_PROBLEM TO SOLVE_
Render the stretch from the start of the records through the line containing "row-code: X xyxy=(80,359,91,374)" as a Markdown table with the columns Row and Line, leaving out any blank lines.
----- MATERIAL FOR THIS EXERCISE
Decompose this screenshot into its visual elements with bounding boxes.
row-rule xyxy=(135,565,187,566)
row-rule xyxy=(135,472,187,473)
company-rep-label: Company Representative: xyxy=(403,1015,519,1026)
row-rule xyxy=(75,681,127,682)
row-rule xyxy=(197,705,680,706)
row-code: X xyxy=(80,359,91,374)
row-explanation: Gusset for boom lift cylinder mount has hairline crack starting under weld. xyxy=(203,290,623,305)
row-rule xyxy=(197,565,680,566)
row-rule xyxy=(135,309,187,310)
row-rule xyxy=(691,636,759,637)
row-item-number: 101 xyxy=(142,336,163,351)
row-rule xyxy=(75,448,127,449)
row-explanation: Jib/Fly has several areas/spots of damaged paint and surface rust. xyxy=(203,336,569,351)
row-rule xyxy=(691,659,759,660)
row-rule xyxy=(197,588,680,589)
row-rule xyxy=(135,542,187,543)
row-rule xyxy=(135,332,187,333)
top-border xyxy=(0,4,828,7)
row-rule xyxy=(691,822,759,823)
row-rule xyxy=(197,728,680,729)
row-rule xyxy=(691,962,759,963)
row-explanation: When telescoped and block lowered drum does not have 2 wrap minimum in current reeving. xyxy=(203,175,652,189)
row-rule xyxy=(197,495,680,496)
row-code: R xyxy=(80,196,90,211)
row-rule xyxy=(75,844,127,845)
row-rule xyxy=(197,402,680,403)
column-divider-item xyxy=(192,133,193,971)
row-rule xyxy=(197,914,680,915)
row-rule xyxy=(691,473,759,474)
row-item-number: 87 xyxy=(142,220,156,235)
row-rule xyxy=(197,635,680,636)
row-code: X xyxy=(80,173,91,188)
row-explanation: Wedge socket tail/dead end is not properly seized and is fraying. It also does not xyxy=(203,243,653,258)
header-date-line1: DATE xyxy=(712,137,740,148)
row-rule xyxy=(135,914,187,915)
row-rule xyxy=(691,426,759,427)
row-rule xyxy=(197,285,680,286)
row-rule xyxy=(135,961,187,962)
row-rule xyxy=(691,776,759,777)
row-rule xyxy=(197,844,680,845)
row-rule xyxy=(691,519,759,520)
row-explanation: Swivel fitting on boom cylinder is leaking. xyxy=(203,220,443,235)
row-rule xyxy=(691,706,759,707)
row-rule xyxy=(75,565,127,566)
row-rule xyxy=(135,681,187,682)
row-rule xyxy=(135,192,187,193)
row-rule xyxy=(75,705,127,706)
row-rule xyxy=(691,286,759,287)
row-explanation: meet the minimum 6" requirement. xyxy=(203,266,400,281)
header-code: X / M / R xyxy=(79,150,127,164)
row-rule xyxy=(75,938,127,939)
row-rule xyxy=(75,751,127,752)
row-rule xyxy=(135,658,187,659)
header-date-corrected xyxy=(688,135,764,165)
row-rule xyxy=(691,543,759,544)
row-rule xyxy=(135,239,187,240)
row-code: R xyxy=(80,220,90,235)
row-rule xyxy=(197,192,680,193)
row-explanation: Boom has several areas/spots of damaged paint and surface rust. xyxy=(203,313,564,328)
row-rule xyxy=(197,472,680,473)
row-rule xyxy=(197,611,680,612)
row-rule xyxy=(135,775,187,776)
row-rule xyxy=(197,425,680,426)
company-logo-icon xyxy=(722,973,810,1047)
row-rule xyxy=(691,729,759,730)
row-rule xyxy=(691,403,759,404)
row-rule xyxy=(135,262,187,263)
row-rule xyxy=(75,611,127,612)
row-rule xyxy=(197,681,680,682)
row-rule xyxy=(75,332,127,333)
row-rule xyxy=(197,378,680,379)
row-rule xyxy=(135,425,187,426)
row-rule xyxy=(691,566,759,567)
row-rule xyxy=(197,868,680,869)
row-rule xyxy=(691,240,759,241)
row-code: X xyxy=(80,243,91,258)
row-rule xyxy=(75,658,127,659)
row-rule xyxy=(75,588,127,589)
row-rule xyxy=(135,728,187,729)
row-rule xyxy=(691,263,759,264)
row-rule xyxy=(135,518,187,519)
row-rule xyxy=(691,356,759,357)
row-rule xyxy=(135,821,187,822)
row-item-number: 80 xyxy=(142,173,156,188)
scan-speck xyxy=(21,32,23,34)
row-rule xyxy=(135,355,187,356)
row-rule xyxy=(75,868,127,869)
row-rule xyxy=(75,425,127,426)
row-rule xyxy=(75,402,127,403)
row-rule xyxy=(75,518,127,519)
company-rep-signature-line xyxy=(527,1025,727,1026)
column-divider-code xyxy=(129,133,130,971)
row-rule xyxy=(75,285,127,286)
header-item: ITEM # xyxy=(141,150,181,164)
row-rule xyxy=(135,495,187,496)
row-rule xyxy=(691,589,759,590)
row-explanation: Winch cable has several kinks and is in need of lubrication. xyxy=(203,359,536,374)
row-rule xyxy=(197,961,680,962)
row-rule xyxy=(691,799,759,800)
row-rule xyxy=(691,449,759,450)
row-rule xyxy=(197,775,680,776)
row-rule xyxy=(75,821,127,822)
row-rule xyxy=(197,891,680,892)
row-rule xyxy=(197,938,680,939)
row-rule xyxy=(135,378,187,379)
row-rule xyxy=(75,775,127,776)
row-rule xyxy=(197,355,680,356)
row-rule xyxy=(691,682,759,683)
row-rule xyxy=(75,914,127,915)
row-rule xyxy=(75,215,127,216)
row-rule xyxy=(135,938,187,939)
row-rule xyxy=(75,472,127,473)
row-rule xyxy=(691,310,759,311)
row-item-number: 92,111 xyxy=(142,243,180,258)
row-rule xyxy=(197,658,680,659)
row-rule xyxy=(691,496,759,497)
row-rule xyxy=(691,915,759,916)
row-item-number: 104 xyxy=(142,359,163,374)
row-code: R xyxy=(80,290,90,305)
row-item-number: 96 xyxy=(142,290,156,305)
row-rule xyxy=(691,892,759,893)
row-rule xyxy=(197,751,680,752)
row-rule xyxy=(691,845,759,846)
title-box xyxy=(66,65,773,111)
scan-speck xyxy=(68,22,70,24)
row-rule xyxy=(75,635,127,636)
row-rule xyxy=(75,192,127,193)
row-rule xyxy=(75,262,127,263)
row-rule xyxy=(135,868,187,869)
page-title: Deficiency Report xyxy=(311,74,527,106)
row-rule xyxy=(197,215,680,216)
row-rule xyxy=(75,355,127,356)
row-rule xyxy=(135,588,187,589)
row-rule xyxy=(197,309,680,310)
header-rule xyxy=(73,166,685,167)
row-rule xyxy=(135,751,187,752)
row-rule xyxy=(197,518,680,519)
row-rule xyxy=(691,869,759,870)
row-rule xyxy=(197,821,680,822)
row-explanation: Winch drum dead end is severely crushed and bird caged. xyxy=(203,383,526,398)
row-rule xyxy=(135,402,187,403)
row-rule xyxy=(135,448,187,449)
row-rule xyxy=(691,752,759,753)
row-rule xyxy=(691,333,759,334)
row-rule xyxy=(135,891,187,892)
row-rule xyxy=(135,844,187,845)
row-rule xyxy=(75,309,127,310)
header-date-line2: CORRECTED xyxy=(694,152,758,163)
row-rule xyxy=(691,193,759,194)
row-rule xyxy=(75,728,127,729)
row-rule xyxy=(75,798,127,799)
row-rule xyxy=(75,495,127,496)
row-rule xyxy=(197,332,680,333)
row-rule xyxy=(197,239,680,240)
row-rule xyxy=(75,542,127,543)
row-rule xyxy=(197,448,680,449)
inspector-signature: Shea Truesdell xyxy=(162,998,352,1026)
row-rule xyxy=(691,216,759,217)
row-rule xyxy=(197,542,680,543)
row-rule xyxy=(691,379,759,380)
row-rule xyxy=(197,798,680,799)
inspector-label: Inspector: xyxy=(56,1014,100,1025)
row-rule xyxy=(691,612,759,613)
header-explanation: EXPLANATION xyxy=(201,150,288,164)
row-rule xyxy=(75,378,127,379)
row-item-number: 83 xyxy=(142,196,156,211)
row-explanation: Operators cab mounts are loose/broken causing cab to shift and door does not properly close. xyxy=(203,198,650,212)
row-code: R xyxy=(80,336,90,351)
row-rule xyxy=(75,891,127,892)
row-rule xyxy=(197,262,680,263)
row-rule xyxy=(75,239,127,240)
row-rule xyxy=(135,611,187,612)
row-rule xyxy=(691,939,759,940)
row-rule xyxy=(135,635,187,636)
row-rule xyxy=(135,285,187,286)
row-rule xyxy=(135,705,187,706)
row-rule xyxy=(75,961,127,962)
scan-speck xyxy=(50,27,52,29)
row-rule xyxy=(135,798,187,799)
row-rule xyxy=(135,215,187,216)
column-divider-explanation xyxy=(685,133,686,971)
----------
_SOLVED EXERCISE_
| Row | Line |
|---|---|
| 1 | Decompose this screenshot into its visual elements with bounding boxes. |
| 2 | row-rule xyxy=(135,565,187,566) |
| 3 | row-rule xyxy=(135,472,187,473) |
| 4 | company-rep-label: Company Representative: xyxy=(403,1015,519,1026) |
| 5 | row-rule xyxy=(75,681,127,682) |
| 6 | row-rule xyxy=(197,705,680,706) |
| 7 | row-code: X xyxy=(80,359,91,374) |